PROMPT:
Which lines have the string "GROVE"? Copy all of them from the entries below.

Figure record extracts:
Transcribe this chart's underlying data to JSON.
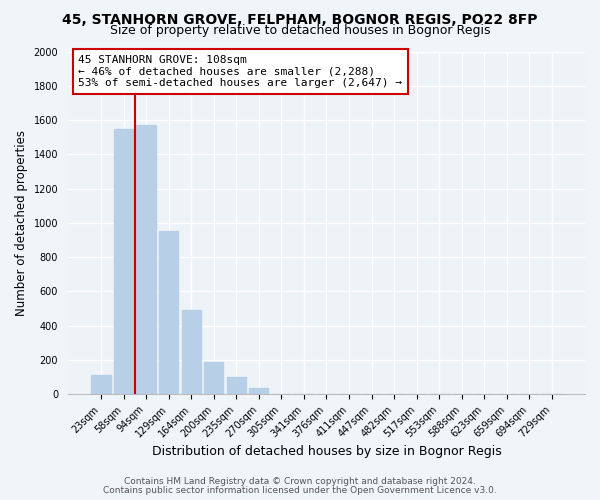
{
  "title_line1": "45, STANHORN GROVE, FELPHAM, BOGNOR REGIS, PO22 8FP",
  "title_line2": "Size of property relative to detached houses in Bognor Regis",
  "xlabel": "Distribution of detached houses by size in Bognor Regis",
  "ylabel": "Number of detached properties",
  "bar_labels": [
    "23sqm",
    "58sqm",
    "94sqm",
    "129sqm",
    "164sqm",
    "200sqm",
    "235sqm",
    "270sqm",
    "305sqm",
    "341sqm",
    "376sqm",
    "411sqm",
    "447sqm",
    "482sqm",
    "517sqm",
    "553sqm",
    "588sqm",
    "623sqm",
    "659sqm",
    "694sqm",
    "729sqm"
  ],
  "bar_values": [
    112,
    1545,
    1570,
    950,
    490,
    190,
    100,
    38,
    0,
    0,
    0,
    0,
    0,
    0,
    0,
    0,
    0,
    0,
    0,
    0,
    0
  ],
  "bar_color": "#b8cfe8",
  "vline_x": 1.5,
  "vline_color": "#cc0000",
  "annotation_line1": "45 STANHORN GROVE: 108sqm",
  "annotation_line2": "← 46% of detached houses are smaller (2,288)",
  "annotation_line3": "53% of semi-detached houses are larger (2,647) →",
  "annotation_box_color": "#ffffff",
  "annotation_box_edgecolor": "#cc0000",
  "ylim": [
    0,
    2000
  ],
  "yticks": [
    0,
    200,
    400,
    600,
    800,
    1000,
    1200,
    1400,
    1600,
    1800,
    2000
  ],
  "footer_line1": "Contains HM Land Registry data © Crown copyright and database right 2024.",
  "footer_line2": "Contains public sector information licensed under the Open Government Licence v3.0.",
  "bg_color": "#f0f5fa",
  "plot_bg_color": "#eef3f8",
  "grid_color": "#ffffff",
  "title_fontsize": 10,
  "subtitle_fontsize": 9,
  "xlabel_fontsize": 9,
  "ylabel_fontsize": 8.5,
  "tick_fontsize": 7,
  "annotation_fontsize": 8,
  "footer_fontsize": 6.5
}
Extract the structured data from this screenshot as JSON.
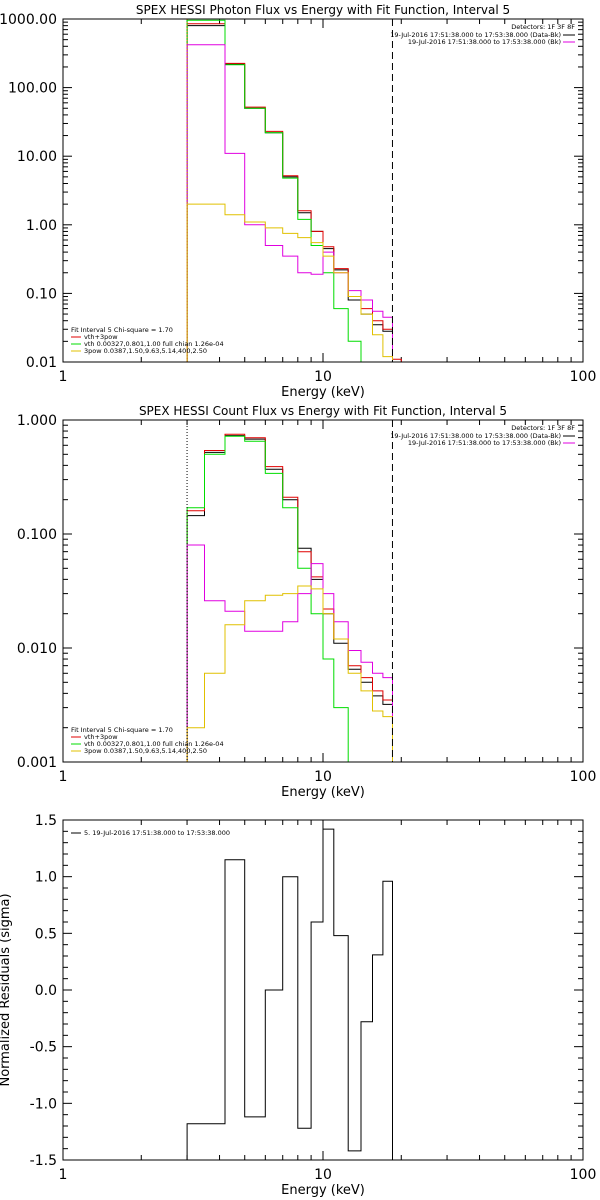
{
  "colors": {
    "black": "#000000",
    "red": "#e00000",
    "green": "#00dd00",
    "magenta": "#e000e0",
    "yellow": "#e0c000",
    "orange": "#e08000"
  },
  "chart_data": [
    {
      "type": "line",
      "title": "SPEX HESSI Photon Flux vs Energy with Fit Function, Interval 5",
      "xlabel": "Energy (keV)",
      "ylabel": "",
      "xscale": "log",
      "yscale": "log",
      "xlim": [
        1,
        100
      ],
      "ylim": [
        0.01,
        1000
      ],
      "x_ticks": [
        "1",
        "10",
        "100"
      ],
      "y_ticks": [
        "1000.00",
        "100.00",
        "10.00",
        "1.00",
        "0.10",
        "0.01"
      ],
      "y_tick_values": [
        1000,
        100,
        10,
        1,
        0.1,
        0.01
      ],
      "x_edges": [
        3,
        3.5,
        4.2,
        5,
        6,
        7,
        8,
        9,
        10,
        11,
        12.5,
        14,
        15.5,
        17,
        18.5,
        20
      ],
      "vlines": [
        {
          "x": 3,
          "style": "dotted",
          "color": "orange"
        },
        {
          "x": 18.5,
          "style": "dashed",
          "color": "black"
        }
      ],
      "legend_top_right": {
        "title": "Detectors: 1F 3F 8F",
        "entries": [
          {
            "text": "19-Jul-2016 17:51:38.000 to 17:53:38.000 (Data-Bk)",
            "color": "black"
          },
          {
            "text": "19-Jul-2016 17:51:38.000 to 17:53:38.000 (Bk)",
            "color": "magenta"
          }
        ]
      },
      "legend_bottom_left": {
        "header": "Fit Interval 5    Chi-square = 1.70",
        "entries": [
          {
            "text": "vth+3pow",
            "color": "red"
          },
          {
            "text": "vth 0.00327,0.801,1.00   full chian 1.26e-04",
            "color": "green"
          },
          {
            "text": "3pow 0.0387,1.50,9.63,5.14,400,2.50",
            "color": "yellow"
          }
        ]
      },
      "series": [
        {
          "color": "black",
          "values": [
            800,
            800,
            220,
            50,
            22,
            5,
            1.5,
            0.8,
            0.45,
            0.22,
            0.08,
            0.05,
            0.035,
            0.028,
            0.01
          ]
        },
        {
          "color": "red",
          "values": [
            850,
            850,
            225,
            52,
            23,
            5.2,
            1.6,
            0.8,
            0.48,
            0.23,
            0.09,
            0.06,
            0.04,
            0.03,
            0.011
          ]
        },
        {
          "color": "green",
          "values": [
            960,
            960,
            215,
            50,
            22,
            4.8,
            1.2,
            0.5,
            0.2,
            0.06,
            0.02,
            0.009,
            0.009,
            0.009,
            0.009
          ]
        },
        {
          "color": "magenta",
          "values": [
            420,
            420,
            11,
            1.0,
            0.5,
            0.35,
            0.2,
            0.19,
            0.4,
            0.2,
            0.11,
            0.08,
            0.055,
            0.045,
            0.01
          ]
        },
        {
          "color": "yellow",
          "values": [
            2,
            2,
            1.4,
            1.1,
            0.9,
            0.75,
            0.65,
            0.55,
            0.35,
            0.2,
            0.09,
            0.05,
            0.025,
            0.012,
            0.009
          ]
        }
      ]
    },
    {
      "type": "line",
      "title": "SPEX HESSI Count Flux vs Energy with Fit Function, Interval 5",
      "xlabel": "Energy (keV)",
      "ylabel": "",
      "xscale": "log",
      "yscale": "log",
      "xlim": [
        1,
        100
      ],
      "ylim": [
        0.001,
        1
      ],
      "x_ticks": [
        "1",
        "10",
        "100"
      ],
      "y_ticks": [
        "1.000",
        "0.100",
        "0.010",
        "0.001"
      ],
      "y_tick_values": [
        1,
        0.1,
        0.01,
        0.001
      ],
      "x_edges": [
        3,
        3.5,
        4.2,
        5,
        6,
        7,
        8,
        9,
        10,
        11,
        12.5,
        14,
        15.5,
        17,
        18.5,
        20
      ],
      "vlines": [
        {
          "x": 3,
          "style": "dotted",
          "color": "black"
        },
        {
          "x": 18.5,
          "style": "dashed",
          "color": "black"
        }
      ],
      "legend_top_right": {
        "title": "Detectors: 1F 3F 8F",
        "entries": [
          {
            "text": "19-Jul-2016 17:51:38.000 to 17:53:38.000 (Data-Bk)",
            "color": "black"
          },
          {
            "text": "19-Jul-2016 17:51:38.000 to 17:53:38.000 (Bk)",
            "color": "magenta"
          }
        ]
      },
      "legend_bottom_left": {
        "header": "Fit Interval 5    Chi-square = 1.70",
        "entries": [
          {
            "text": "vth+3pow",
            "color": "red"
          },
          {
            "text": "vth 0.00327,0.801,1.00   full chian 1.26e-04",
            "color": "green"
          },
          {
            "text": "3pow 0.0387,1.50,9.63,5.14,400,2.50",
            "color": "yellow"
          }
        ]
      },
      "series": [
        {
          "color": "black",
          "values": [
            0.145,
            0.52,
            0.73,
            0.68,
            0.37,
            0.2,
            0.075,
            0.04,
            0.02,
            0.011,
            0.0065,
            0.005,
            0.0038,
            0.0032,
            0.001
          ]
        },
        {
          "color": "red",
          "values": [
            0.16,
            0.54,
            0.75,
            0.7,
            0.39,
            0.21,
            0.07,
            0.042,
            0.022,
            0.012,
            0.007,
            0.0055,
            0.0042,
            0.0035,
            0.001
          ]
        },
        {
          "color": "green",
          "values": [
            0.17,
            0.5,
            0.72,
            0.65,
            0.34,
            0.17,
            0.05,
            0.02,
            0.008,
            0.003,
            0.0009,
            0.0009,
            0.0009,
            0.0009,
            0.0009
          ]
        },
        {
          "color": "magenta",
          "values": [
            0.08,
            0.026,
            0.021,
            0.014,
            0.014,
            0.017,
            0.03,
            0.055,
            0.03,
            0.017,
            0.0095,
            0.0075,
            0.006,
            0.0055,
            0.001
          ]
        },
        {
          "color": "yellow",
          "values": [
            0.002,
            0.006,
            0.016,
            0.026,
            0.029,
            0.03,
            0.035,
            0.033,
            0.02,
            0.012,
            0.006,
            0.0042,
            0.0028,
            0.0025,
            0.001
          ]
        }
      ]
    },
    {
      "type": "line",
      "title": "",
      "xlabel": "Energy (keV)",
      "ylabel": "Normalized Residuals (sigma)",
      "xscale": "log",
      "yscale": "linear",
      "xlim": [
        1,
        100
      ],
      "ylim": [
        -1.5,
        1.5
      ],
      "x_ticks": [
        "1",
        "10",
        "100"
      ],
      "y_ticks": [
        "1.5",
        "1.0",
        "0.5",
        "0.0",
        "-0.5",
        "-1.0",
        "-1.5"
      ],
      "y_tick_values": [
        1.5,
        1.0,
        0.5,
        0.0,
        -0.5,
        -1.0,
        -1.5
      ],
      "x_edges": [
        3,
        3.5,
        4.2,
        5,
        6,
        7,
        8,
        9,
        10,
        11,
        12.5,
        14,
        15.5,
        17,
        18.5
      ],
      "legend_top_left": {
        "entries": [
          {
            "text": "5. 19-Jul-2016 17:51:38.000 to 17:53:38.000",
            "color": "black"
          }
        ]
      },
      "series": [
        {
          "color": "black",
          "values": [
            -1.18,
            -1.18,
            1.15,
            -1.12,
            0.0,
            1.0,
            -1.22,
            0.6,
            1.42,
            0.48,
            -1.42,
            -0.28,
            0.31,
            0.96
          ]
        }
      ]
    }
  ]
}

THE COMPLETED TASK:
  "title_line1": "45, STANHORN GROVE, FELPHAM, BOGNOR REGIS, PO22 8FP",
  "annotation_line1": "45 STANHORN GROVE: 108sqm",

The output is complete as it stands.